--- Start Stored records ---
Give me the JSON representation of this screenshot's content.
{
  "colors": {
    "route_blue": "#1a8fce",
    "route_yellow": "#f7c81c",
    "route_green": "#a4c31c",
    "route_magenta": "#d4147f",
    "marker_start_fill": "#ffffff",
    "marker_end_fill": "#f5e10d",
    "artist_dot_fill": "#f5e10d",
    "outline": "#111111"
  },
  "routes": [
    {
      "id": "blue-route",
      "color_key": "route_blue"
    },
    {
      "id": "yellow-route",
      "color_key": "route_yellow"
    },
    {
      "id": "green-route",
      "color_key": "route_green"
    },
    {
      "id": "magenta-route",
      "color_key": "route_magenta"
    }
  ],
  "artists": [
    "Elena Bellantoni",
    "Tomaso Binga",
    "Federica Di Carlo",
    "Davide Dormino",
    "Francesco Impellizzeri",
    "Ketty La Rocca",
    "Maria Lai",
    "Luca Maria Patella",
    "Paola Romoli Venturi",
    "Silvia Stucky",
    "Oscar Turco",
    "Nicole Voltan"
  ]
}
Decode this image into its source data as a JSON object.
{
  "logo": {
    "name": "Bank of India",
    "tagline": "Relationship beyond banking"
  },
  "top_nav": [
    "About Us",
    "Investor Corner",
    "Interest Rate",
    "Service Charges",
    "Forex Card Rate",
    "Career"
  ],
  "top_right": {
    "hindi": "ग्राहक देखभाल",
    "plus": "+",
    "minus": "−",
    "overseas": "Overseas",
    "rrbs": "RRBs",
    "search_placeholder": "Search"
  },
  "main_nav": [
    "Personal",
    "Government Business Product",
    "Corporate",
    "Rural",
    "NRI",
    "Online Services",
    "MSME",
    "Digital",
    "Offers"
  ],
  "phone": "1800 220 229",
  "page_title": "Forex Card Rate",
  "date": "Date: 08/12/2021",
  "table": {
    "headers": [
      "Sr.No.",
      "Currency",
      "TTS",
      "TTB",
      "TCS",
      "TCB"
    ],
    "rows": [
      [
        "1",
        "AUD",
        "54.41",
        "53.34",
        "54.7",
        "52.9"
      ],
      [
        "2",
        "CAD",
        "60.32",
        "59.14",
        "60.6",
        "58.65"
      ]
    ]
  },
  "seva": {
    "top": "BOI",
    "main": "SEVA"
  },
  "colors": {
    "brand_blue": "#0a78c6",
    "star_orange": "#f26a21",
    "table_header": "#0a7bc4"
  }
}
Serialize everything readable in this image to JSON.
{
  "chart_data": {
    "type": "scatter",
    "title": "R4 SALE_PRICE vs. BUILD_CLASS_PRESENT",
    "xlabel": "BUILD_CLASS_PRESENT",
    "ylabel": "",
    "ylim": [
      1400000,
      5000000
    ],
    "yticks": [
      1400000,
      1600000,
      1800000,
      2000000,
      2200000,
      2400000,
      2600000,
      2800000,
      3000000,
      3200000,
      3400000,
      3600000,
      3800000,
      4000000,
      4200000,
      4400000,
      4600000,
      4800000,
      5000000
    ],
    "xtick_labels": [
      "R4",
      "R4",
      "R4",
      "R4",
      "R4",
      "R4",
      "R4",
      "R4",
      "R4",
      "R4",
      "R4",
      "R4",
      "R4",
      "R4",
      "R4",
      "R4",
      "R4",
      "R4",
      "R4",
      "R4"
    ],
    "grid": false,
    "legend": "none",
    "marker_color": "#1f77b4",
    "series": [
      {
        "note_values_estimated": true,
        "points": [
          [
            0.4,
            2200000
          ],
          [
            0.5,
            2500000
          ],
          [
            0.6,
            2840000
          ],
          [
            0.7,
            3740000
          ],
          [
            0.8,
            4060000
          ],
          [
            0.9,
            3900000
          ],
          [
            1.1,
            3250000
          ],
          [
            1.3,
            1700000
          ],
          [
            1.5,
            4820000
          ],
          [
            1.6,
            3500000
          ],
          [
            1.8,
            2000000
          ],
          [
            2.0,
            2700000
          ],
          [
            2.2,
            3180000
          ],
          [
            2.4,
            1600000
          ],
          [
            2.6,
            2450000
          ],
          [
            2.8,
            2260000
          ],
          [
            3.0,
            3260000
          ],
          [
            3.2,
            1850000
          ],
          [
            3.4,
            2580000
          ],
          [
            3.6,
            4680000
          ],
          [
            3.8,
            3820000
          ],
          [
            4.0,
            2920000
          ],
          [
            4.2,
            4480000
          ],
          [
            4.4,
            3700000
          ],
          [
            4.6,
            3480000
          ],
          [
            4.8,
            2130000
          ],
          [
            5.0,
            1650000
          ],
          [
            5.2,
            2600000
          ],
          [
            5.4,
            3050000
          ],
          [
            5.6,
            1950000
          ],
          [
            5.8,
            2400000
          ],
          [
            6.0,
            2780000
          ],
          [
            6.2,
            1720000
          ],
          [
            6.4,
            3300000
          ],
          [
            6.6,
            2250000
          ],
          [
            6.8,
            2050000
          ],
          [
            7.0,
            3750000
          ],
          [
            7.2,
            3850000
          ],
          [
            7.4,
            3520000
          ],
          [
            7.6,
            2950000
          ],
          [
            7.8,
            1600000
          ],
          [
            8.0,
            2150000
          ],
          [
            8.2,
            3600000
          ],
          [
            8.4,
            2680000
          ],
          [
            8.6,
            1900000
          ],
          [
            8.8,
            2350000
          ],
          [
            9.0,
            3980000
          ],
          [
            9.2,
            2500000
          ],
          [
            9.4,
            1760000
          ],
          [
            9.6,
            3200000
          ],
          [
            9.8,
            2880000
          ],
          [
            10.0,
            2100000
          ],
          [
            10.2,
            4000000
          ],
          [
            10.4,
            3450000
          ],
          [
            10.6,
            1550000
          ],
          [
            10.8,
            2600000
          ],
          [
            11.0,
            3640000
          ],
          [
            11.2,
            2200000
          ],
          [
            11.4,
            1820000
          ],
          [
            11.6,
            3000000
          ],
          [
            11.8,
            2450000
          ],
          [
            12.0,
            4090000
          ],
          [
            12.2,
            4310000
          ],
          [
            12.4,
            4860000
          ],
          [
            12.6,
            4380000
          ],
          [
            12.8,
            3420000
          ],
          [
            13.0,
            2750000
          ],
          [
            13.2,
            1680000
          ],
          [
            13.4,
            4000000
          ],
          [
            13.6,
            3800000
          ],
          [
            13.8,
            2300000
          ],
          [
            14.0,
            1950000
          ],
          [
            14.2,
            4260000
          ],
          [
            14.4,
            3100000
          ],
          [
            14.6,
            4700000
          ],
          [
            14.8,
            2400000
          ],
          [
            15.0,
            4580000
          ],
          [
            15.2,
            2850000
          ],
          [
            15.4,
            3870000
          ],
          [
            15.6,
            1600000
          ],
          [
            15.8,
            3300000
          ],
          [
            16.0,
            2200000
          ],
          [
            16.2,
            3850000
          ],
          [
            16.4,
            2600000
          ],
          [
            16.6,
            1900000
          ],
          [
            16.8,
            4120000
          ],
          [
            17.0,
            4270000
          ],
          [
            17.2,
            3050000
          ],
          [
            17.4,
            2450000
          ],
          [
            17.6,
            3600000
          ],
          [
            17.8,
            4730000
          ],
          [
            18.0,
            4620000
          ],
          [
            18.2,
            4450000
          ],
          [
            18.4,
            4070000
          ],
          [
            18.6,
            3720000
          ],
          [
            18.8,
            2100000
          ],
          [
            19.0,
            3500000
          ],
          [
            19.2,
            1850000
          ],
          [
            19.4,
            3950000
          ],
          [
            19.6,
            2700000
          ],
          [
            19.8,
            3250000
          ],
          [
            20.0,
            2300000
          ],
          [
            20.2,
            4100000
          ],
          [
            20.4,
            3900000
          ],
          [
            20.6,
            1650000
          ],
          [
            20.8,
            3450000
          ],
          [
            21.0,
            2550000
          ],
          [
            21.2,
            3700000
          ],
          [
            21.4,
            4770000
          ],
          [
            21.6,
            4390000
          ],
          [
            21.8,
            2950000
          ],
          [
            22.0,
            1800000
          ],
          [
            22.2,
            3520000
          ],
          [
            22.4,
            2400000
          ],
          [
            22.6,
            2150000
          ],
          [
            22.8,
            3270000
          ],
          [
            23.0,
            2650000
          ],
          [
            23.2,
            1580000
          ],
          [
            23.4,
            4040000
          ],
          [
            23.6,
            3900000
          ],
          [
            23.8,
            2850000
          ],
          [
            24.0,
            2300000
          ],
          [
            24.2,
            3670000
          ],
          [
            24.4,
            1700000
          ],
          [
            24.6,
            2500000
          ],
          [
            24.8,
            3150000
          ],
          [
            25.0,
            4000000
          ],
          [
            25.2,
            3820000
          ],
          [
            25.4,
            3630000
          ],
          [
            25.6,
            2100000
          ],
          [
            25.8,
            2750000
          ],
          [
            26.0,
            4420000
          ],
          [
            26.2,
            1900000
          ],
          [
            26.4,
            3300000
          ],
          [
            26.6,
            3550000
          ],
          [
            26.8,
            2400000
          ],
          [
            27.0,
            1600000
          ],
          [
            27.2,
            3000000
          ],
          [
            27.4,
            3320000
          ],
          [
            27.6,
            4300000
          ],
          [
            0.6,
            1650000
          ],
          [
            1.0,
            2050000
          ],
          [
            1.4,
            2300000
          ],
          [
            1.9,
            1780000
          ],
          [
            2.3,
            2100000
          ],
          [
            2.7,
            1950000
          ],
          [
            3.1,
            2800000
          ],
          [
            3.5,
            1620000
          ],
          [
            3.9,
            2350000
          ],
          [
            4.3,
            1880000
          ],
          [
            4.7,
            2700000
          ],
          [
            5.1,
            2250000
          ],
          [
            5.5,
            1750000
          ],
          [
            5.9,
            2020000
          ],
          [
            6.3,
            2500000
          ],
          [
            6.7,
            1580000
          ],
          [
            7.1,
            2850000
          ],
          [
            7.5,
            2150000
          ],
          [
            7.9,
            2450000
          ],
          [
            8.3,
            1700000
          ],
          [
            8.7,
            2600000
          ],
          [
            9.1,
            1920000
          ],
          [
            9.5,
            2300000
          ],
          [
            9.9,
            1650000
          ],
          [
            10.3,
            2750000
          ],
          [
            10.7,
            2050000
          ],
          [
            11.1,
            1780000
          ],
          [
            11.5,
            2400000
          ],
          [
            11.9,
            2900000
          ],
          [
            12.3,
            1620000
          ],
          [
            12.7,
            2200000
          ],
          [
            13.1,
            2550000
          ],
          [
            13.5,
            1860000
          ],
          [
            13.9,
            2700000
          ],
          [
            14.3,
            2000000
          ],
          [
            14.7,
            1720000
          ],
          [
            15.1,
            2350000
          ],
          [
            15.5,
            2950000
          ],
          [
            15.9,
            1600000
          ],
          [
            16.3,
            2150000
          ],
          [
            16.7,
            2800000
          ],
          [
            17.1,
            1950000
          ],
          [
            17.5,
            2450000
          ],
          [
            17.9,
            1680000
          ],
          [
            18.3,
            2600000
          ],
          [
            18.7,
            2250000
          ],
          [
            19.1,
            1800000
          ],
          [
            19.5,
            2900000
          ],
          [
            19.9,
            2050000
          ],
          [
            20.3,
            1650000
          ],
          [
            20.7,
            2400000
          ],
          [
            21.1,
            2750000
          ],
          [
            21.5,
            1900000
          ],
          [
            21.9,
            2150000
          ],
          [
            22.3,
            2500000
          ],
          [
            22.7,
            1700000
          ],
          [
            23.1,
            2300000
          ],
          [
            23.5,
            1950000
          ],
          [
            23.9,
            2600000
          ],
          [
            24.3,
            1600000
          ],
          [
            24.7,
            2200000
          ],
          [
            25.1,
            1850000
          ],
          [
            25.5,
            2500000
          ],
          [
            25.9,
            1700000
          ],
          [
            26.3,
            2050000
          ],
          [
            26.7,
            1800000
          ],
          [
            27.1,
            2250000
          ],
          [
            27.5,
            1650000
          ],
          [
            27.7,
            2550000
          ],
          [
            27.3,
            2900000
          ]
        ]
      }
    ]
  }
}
--- End Stored records ---
Track down every line holding the string "image" and copy it.

Completed task:
Decode this image into its source data as a JSON object.
Serialize everything readable in this image to JSON.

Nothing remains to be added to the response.